§ Provided data
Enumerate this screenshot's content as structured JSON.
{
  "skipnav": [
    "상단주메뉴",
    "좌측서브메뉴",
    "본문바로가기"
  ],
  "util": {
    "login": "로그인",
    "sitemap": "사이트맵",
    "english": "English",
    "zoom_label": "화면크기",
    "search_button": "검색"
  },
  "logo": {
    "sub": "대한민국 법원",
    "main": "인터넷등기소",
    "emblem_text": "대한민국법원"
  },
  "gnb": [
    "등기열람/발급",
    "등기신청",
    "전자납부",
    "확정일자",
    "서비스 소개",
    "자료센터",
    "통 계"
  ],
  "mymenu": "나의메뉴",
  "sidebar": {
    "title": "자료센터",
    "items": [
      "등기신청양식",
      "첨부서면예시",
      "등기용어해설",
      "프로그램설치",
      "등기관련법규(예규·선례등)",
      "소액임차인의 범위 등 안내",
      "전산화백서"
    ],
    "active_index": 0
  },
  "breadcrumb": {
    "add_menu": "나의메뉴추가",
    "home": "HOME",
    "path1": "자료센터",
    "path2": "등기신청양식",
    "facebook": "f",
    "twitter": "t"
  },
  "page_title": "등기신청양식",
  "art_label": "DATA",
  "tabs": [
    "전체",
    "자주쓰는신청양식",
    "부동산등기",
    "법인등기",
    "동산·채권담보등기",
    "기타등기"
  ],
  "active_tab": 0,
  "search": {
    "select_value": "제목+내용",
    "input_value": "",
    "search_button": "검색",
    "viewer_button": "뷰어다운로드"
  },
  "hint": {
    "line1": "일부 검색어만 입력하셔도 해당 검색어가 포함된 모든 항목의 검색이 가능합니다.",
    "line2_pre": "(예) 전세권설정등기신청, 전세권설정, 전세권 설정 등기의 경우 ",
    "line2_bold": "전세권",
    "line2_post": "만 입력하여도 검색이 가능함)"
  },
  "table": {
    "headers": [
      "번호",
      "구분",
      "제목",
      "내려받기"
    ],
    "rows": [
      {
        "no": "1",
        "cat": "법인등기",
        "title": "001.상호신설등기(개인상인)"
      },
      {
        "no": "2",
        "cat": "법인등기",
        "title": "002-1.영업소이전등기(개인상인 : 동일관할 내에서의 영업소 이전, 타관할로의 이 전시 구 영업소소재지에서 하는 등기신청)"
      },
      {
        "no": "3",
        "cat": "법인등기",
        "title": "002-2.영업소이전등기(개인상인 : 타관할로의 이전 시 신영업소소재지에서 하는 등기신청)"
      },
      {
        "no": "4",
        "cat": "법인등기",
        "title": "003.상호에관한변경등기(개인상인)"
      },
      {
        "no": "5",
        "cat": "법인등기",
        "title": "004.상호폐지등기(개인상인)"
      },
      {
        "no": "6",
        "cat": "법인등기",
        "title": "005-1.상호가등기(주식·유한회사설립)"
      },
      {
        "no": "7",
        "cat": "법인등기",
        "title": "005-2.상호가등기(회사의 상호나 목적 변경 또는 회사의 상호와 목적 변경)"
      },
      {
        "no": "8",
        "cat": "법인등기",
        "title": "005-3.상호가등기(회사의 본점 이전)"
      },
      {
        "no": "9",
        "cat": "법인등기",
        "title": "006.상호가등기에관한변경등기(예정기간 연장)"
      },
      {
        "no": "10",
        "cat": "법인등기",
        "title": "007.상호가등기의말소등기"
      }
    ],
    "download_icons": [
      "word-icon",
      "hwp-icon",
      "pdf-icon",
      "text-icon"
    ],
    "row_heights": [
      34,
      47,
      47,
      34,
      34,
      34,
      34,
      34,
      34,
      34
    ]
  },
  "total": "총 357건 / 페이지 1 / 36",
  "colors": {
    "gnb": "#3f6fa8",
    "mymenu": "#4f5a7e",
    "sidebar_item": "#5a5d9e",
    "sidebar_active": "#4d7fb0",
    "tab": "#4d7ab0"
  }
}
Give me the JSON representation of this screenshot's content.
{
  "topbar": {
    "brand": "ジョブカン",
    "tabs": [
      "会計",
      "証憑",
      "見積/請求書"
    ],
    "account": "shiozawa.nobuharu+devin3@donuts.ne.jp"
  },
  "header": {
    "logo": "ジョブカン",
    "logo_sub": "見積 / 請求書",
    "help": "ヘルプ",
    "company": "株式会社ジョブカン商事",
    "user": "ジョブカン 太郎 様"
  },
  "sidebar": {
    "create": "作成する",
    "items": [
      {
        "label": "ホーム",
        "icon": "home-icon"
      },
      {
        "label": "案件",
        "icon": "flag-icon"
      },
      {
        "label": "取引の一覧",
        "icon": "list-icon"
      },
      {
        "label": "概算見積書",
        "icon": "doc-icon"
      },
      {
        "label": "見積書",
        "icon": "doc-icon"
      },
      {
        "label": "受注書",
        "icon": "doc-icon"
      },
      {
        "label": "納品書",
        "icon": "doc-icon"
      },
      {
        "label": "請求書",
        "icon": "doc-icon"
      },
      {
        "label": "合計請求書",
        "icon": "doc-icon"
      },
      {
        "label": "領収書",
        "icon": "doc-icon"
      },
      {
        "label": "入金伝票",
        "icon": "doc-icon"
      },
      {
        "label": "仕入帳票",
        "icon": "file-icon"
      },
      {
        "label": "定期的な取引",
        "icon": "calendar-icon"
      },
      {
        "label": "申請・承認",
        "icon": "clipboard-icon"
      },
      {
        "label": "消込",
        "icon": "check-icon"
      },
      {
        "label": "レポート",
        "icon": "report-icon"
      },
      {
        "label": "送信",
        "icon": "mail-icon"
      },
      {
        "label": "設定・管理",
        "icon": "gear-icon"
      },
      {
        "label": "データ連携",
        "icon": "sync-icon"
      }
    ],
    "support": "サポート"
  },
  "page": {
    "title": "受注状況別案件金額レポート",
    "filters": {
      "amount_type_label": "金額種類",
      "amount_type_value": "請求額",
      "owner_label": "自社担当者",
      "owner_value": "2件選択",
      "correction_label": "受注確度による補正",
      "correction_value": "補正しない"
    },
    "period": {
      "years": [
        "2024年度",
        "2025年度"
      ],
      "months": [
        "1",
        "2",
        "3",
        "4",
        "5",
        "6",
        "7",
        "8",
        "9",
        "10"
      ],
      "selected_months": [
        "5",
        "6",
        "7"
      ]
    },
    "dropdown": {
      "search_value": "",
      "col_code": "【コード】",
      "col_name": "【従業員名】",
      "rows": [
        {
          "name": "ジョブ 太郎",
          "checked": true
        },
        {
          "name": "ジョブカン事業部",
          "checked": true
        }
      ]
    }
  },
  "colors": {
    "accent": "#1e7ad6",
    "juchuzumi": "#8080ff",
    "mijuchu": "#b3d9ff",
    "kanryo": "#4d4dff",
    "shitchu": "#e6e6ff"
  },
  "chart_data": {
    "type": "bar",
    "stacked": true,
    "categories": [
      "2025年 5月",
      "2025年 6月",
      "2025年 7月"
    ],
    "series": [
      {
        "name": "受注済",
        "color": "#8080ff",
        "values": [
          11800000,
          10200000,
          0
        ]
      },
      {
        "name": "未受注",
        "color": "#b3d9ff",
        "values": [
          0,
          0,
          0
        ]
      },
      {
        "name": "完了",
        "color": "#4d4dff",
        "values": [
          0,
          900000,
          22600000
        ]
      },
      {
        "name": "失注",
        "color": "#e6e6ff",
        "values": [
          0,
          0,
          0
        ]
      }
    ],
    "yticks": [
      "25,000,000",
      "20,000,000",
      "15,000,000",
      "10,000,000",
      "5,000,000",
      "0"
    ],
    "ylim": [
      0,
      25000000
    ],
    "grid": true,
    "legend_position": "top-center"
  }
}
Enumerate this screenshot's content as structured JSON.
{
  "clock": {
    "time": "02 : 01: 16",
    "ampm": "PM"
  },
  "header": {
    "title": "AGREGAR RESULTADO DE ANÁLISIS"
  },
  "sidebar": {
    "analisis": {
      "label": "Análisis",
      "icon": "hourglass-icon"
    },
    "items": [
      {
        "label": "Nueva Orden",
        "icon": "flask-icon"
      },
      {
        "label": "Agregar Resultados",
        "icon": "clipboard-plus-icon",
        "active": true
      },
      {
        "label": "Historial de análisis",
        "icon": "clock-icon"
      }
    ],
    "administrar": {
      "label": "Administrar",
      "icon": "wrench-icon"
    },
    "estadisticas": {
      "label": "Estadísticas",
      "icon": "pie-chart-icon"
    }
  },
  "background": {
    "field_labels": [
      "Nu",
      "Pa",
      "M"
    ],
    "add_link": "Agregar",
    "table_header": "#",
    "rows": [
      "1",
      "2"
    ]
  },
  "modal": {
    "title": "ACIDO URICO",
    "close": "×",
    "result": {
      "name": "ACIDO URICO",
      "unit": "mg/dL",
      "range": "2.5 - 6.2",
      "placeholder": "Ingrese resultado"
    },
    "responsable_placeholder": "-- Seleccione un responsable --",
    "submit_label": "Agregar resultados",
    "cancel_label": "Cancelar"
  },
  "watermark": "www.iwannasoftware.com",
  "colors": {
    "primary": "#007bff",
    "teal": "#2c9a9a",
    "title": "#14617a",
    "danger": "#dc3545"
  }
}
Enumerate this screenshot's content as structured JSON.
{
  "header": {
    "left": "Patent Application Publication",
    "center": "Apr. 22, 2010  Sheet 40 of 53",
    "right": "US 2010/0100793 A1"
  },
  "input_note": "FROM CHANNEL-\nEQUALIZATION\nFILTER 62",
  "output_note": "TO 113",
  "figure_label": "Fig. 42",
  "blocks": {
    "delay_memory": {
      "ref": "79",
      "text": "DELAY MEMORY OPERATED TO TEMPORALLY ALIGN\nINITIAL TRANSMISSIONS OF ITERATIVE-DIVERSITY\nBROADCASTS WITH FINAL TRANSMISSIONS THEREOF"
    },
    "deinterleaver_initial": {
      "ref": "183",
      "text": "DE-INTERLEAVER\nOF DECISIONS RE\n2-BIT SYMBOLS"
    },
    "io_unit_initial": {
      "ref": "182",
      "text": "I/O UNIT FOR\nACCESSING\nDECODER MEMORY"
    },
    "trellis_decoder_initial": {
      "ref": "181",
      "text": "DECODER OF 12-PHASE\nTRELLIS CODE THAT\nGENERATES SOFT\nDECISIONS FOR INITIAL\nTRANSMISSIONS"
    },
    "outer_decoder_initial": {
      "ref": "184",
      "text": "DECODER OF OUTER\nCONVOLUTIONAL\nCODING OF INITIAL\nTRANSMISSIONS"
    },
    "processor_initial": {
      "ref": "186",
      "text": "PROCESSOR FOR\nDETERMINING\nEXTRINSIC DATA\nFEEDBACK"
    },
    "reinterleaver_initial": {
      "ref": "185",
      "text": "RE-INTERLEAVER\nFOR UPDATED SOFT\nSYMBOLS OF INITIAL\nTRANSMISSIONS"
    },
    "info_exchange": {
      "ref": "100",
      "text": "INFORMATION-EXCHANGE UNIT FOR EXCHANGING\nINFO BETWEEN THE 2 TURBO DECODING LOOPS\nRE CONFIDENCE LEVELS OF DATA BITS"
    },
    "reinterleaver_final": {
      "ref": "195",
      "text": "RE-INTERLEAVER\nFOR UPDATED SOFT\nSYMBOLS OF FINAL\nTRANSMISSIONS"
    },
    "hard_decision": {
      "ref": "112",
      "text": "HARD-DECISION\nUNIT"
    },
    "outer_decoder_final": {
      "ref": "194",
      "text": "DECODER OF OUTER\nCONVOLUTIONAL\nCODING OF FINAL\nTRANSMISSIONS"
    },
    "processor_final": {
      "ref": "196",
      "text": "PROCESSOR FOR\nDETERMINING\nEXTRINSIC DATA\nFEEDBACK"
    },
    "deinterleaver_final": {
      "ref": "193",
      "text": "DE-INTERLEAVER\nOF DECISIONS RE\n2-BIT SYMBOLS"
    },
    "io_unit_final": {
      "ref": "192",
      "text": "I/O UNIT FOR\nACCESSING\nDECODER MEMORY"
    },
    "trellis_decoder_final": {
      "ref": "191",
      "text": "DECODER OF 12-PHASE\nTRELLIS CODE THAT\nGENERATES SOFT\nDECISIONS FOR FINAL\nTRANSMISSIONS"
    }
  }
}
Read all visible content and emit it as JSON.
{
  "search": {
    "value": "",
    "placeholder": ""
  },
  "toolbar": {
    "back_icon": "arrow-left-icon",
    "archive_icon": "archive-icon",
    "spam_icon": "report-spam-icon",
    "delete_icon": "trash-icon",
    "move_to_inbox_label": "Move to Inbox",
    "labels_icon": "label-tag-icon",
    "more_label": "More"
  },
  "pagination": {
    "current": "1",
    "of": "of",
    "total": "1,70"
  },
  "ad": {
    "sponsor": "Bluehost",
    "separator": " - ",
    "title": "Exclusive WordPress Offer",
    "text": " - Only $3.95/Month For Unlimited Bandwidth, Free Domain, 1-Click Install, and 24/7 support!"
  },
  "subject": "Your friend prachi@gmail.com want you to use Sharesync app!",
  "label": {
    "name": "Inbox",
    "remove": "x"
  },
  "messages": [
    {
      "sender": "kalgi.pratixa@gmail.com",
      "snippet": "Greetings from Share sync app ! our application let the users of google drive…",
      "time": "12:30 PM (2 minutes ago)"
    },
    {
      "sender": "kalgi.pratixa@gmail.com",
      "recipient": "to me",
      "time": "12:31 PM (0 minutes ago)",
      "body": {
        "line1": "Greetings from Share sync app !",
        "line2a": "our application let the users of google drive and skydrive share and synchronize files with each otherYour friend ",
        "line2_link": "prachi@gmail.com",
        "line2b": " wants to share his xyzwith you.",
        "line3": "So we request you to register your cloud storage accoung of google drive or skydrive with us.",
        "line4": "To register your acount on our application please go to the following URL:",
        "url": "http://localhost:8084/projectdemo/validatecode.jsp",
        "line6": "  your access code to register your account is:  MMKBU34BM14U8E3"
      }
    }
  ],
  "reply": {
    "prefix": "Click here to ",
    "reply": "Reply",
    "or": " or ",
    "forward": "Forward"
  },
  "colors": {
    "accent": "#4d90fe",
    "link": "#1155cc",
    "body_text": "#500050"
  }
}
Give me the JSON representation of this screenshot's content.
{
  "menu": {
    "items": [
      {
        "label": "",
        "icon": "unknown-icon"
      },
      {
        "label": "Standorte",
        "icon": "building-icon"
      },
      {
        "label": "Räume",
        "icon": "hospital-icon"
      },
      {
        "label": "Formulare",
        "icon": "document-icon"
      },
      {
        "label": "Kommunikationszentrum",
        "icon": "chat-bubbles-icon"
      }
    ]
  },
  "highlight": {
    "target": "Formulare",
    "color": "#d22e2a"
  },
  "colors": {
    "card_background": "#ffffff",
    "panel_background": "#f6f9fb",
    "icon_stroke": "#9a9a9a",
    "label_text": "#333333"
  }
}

§ Directive
In the records above, locate every line with the string "UPDATED" and copy it.

§ The answer
      "text": "RE-INTERLEAVER\nFOR UPDATED SOFT\nSYMBOLS OF INITIAL\nTRANSMISSIONS"
      "text": "RE-INTERLEAVER\nFOR UPDATED SOFT\nSYMBOLS OF FINAL\nTRANSMISSIONS"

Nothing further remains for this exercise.